== DESCRIPTION OF THE TASK ==
Can you find the lines of the listing that include "served" and copy every one?

== DATASET ==
'''
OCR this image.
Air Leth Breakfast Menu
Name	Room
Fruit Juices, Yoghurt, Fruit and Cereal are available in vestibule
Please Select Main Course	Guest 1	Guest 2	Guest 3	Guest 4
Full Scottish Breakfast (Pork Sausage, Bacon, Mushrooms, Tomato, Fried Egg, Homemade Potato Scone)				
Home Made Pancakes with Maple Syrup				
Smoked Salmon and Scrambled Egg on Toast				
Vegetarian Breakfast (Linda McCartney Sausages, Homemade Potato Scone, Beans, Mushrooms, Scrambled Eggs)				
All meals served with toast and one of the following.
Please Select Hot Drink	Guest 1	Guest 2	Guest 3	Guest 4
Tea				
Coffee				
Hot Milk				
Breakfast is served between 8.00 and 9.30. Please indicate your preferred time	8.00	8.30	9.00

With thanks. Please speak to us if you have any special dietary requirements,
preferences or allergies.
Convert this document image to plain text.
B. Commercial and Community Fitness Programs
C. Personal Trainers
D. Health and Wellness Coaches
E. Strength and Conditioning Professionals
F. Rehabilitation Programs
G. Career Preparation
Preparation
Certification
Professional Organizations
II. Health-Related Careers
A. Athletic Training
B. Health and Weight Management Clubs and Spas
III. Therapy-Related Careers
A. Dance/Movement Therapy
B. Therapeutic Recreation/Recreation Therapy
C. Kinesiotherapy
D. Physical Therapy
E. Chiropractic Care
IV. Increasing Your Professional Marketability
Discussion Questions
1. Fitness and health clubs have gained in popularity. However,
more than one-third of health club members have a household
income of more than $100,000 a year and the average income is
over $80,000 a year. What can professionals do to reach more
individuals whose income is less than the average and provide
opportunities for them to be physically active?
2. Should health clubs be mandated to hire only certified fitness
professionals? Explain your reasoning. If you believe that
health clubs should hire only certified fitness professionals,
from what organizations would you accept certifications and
'''
== SOLVED PROBLEM ==
All meals served with toast and one of the following.
Breakfast is served between 8.00 and 9.30. Please indicate your preferred time	8.00	8.30	9.00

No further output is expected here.